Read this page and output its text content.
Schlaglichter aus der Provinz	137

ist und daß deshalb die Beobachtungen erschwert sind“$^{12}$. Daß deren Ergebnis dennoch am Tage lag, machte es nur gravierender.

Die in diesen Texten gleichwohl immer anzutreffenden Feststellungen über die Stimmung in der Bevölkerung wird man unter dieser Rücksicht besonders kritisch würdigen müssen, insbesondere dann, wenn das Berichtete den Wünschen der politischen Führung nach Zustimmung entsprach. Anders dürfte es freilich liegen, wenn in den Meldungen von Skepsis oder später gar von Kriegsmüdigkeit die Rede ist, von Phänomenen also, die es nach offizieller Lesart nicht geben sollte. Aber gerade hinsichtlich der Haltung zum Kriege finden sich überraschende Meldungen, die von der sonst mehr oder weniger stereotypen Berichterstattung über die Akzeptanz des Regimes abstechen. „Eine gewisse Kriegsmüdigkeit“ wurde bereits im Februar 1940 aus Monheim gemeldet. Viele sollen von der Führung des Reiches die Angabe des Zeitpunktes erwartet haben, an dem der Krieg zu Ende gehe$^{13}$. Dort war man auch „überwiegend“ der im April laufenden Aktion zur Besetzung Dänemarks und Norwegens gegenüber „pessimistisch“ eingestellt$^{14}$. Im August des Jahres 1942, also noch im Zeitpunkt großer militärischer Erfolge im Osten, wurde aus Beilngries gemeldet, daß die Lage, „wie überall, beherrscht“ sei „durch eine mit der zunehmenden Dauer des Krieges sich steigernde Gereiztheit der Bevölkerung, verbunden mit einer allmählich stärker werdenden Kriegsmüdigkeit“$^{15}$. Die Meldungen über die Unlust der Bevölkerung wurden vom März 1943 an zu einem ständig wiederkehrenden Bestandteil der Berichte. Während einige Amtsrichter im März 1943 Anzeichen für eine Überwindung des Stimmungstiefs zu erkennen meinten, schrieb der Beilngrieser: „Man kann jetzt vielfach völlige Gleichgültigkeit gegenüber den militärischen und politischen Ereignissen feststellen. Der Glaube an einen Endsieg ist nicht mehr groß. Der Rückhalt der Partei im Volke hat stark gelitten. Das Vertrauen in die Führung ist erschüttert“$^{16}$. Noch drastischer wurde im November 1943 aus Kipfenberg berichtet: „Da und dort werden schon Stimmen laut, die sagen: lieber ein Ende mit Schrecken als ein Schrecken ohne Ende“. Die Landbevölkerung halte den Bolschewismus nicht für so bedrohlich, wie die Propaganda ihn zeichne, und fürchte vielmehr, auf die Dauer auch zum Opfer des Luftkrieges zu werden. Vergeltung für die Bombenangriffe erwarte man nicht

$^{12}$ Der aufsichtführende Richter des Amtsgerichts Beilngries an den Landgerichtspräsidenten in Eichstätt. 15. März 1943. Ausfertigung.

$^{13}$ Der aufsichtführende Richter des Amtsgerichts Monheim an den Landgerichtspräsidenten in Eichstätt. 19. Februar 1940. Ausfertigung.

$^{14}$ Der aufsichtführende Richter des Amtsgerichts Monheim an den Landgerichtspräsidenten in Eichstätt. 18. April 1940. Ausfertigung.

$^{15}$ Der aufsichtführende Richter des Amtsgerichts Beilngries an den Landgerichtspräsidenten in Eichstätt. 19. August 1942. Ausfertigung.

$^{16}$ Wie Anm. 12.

::::::::::

**TASK DESCRIPTION**
The records above are to be repeated exactly, in their entirety.

**RESPONSE BELOW**
Read this page and output its text content.
Schlaglichter aus der Provinz	137

ist und daß deshalb die Beobachtungen erschwert sind“$^{12}$. Daß deren Ergebnis dennoch am Tage lag, machte es nur gravierender.

Die in diesen Texten gleichwohl immer anzutreffenden Feststellungen über die Stimmung in der Bevölkerung wird man unter dieser Rücksicht besonders kritisch würdigen müssen, insbesondere dann, wenn das Berichtete den Wünschen der politischen Führung nach Zustimmung entsprach. Anders dürfte es freilich liegen, wenn in den Meldungen von Skepsis oder später gar von Kriegsmüdigkeit die Rede ist, von Phänomenen also, die es nach offizieller Lesart nicht geben sollte. Aber gerade hinsichtlich der Haltung zum Kriege finden sich überraschende Meldungen, die von der sonst mehr oder weniger stereotypen Berichterstattung über die Akzeptanz des Regimes abstechen. „Eine gewisse Kriegsmüdigkeit“ wurde bereits im Februar 1940 aus Monheim gemeldet. Viele sollen von der Führung des Reiches die Angabe des Zeitpunktes erwartet haben, an dem der Krieg zu Ende gehe$^{13}$. Dort war man auch „überwiegend“ der im April laufenden Aktion zur Besetzung Dänemarks und Norwegens gegenüber „pessimistisch“ eingestellt$^{14}$. Im August des Jahres 1942, also noch im Zeitpunkt großer militärischer Erfolge im Osten, wurde aus Beilngries gemeldet, daß die Lage, „wie überall, beherrscht“ sei „durch eine mit der zunehmenden Dauer des Krieges sich steigernde Gereiztheit der Bevölkerung, verbunden mit einer allmählich stärker werdenden Kriegsmüdigkeit“$^{15}$. Die Meldungen über die Unlust der Bevölkerung wurden vom März 1943 an zu einem ständig wiederkehrenden Bestandteil der Berichte. Während einige Amtsrichter im März 1943 Anzeichen für eine Überwindung des Stimmungstiefs zu erkennen meinten, schrieb der Beilngrieser: „Man kann jetzt vielfach völlige Gleichgültigkeit gegenüber den militärischen und politischen Ereignissen feststellen. Der Glaube an einen Endsieg ist nicht mehr groß. Der Rückhalt der Partei im Volke hat stark gelitten. Das Vertrauen in die Führung ist erschüttert“$^{16}$. Noch drastischer wurde im November 1943 aus Kipfenberg berichtet: „Da und dort werden schon Stimmen laut, die sagen: lieber ein Ende mit Schrecken als ein Schrecken ohne Ende“. Die Landbevölkerung halte den Bolschewismus nicht für so bedrohlich, wie die Propaganda ihn zeichne, und fürchte vielmehr, auf die Dauer auch zum Opfer des Luftkrieges zu werden. Vergeltung für die Bombenangriffe erwarte man nicht

$^{12}$ Der aufsichtführende Richter des Amtsgerichts Beilngries an den Landgerichtspräsidenten in Eichstätt. 15. März 1943. Ausfertigung.

$^{13}$ Der aufsichtführende Richter des Amtsgerichts Monheim an den Landgerichtspräsidenten in Eichstätt. 19. Februar 1940. Ausfertigung.

$^{14}$ Der aufsichtführende Richter des Amtsgerichts Monheim an den Landgerichtspräsidenten in Eichstätt. 18. April 1940. Ausfertigung.

$^{15}$ Der aufsichtführende Richter des Amtsgerichts Beilngries an den Landgerichtspräsidenten in Eichstätt. 19. August 1942. Ausfertigung.

$^{16}$ Wie Anm. 12.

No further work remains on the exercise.